*MATERIAL SUPPLIED*
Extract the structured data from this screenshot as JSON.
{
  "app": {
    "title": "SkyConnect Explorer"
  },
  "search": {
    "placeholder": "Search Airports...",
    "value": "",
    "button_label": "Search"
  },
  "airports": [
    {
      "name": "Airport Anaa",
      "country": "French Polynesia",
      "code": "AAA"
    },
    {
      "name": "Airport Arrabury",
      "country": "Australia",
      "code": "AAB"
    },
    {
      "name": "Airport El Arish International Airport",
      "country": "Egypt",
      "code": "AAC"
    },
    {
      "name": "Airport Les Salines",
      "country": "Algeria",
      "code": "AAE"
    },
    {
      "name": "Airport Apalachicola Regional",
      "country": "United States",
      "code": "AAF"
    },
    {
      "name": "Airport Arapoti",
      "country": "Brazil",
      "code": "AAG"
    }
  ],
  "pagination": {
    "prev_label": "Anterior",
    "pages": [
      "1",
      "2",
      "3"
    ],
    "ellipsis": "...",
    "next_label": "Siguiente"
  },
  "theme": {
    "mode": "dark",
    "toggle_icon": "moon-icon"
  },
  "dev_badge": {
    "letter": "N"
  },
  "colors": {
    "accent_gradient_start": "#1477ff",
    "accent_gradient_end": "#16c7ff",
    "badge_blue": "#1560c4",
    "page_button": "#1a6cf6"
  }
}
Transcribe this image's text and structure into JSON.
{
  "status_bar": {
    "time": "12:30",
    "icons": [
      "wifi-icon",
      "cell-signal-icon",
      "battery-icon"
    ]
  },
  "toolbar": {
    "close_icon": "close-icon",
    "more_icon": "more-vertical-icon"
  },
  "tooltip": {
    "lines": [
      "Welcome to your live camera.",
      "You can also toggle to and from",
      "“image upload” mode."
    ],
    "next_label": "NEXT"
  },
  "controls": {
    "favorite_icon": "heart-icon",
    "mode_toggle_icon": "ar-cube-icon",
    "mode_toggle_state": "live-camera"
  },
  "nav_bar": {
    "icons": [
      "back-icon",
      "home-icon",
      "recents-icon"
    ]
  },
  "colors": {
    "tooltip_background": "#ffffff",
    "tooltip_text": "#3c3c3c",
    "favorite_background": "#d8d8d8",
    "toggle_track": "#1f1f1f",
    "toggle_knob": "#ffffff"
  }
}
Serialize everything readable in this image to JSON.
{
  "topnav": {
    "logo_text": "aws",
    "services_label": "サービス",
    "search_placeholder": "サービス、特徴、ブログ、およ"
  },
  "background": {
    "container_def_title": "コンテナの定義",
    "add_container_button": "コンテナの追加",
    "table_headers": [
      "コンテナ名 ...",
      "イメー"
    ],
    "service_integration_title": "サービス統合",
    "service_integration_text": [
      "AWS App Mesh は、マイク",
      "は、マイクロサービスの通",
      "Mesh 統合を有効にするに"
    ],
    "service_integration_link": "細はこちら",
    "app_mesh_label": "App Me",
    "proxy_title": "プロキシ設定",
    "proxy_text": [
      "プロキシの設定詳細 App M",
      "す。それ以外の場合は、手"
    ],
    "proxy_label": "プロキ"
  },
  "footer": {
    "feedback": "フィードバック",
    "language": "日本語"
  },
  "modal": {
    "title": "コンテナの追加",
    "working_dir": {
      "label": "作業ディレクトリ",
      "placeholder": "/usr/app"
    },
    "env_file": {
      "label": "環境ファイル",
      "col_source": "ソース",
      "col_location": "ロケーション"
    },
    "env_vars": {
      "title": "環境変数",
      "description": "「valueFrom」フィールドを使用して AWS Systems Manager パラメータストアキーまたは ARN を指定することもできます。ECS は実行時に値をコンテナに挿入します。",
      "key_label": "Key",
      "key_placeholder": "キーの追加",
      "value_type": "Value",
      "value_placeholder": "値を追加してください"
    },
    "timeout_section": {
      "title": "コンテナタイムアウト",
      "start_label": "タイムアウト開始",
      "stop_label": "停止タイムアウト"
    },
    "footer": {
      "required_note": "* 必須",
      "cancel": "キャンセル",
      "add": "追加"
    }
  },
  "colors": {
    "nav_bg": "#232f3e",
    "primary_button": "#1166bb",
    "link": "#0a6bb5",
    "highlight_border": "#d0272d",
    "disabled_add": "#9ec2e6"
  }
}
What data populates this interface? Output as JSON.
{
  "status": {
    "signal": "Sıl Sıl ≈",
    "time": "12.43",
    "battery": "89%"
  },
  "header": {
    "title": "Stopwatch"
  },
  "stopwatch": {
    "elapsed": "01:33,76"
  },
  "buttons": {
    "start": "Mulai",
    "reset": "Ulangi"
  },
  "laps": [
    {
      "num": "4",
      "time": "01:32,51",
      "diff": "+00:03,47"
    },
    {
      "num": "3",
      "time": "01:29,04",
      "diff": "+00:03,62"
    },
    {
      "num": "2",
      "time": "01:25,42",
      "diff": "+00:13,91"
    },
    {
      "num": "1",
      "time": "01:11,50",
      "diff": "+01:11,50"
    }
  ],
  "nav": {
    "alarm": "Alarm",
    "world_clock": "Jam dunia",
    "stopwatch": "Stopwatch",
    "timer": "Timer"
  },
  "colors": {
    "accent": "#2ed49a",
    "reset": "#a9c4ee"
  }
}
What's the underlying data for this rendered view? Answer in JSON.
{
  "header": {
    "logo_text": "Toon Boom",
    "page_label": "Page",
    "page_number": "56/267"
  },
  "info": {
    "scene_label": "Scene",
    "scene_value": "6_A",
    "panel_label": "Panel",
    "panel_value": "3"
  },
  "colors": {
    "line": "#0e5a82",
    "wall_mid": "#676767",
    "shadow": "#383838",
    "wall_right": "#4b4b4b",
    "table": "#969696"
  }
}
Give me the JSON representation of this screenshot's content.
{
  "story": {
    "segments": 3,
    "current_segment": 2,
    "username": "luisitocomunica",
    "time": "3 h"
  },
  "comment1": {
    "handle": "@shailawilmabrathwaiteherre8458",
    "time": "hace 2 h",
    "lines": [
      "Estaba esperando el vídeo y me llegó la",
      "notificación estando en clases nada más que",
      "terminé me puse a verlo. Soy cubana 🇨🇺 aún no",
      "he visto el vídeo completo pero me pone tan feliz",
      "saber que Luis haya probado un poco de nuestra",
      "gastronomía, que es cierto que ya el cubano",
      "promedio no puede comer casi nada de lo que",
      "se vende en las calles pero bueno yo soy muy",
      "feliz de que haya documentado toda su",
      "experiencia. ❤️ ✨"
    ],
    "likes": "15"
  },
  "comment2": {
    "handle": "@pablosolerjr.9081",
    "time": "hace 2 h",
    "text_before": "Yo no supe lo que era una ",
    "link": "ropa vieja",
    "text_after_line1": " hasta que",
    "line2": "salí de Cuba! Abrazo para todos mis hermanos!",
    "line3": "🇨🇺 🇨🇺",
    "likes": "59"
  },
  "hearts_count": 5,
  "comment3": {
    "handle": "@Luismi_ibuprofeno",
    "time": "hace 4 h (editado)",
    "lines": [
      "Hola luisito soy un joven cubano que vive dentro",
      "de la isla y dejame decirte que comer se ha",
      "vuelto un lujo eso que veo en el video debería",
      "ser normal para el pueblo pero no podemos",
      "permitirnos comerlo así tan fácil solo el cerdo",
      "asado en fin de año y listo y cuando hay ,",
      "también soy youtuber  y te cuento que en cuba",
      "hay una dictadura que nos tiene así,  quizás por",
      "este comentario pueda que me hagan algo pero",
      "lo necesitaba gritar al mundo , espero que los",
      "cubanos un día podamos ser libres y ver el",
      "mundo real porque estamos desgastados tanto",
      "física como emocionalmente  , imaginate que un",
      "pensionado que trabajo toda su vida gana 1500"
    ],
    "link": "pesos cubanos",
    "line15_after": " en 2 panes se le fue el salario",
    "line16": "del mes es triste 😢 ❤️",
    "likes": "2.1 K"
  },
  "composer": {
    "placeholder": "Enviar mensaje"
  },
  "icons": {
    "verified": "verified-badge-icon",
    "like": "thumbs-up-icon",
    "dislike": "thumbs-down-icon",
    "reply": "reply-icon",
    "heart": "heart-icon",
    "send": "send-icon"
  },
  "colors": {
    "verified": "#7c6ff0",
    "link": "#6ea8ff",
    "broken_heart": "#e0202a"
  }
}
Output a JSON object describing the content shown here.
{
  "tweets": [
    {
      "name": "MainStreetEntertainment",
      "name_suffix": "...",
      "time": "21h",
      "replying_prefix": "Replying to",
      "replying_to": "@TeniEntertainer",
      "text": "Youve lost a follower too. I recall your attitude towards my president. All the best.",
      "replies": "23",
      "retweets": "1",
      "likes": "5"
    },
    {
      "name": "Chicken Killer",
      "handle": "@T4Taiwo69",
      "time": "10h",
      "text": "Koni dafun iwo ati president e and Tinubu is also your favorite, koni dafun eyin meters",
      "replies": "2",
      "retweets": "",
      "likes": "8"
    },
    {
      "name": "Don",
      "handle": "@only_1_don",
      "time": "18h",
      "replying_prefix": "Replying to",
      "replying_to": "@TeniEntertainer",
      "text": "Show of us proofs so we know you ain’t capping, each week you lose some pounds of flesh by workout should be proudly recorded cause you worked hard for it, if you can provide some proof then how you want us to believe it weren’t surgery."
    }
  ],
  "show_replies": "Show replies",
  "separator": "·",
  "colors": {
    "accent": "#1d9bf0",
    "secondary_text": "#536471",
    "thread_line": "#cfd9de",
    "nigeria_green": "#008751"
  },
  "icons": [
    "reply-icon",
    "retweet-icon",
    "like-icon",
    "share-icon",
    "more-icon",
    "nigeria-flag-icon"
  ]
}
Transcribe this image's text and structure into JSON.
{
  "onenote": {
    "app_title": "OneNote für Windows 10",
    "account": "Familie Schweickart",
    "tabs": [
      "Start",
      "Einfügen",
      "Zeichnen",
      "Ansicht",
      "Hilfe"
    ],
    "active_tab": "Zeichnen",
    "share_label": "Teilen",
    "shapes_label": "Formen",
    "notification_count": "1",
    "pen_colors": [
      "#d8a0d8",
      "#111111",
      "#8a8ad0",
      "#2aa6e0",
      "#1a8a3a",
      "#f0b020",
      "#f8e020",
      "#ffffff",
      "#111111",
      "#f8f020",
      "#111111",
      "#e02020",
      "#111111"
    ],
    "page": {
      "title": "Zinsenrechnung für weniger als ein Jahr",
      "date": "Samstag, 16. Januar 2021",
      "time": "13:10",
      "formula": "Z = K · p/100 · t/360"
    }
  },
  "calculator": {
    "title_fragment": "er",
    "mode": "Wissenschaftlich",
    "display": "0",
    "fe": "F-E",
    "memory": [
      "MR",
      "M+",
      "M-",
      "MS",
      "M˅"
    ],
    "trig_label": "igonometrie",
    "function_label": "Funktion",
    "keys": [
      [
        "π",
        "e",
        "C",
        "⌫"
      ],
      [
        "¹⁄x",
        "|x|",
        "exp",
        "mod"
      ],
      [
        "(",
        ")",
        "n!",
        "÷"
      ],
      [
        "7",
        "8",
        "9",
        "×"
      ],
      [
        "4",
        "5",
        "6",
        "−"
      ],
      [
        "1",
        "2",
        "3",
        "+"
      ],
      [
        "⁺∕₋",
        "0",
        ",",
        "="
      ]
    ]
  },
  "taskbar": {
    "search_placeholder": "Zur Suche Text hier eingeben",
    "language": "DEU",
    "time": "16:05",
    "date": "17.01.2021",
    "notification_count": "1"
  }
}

*INSTRUCTIONS FOR THE TASK*
Gather from the data above every line with the string "replies".

*REPLY*
      "replies": "23",
      "replies": "2",
  "show_replies": "Show replies",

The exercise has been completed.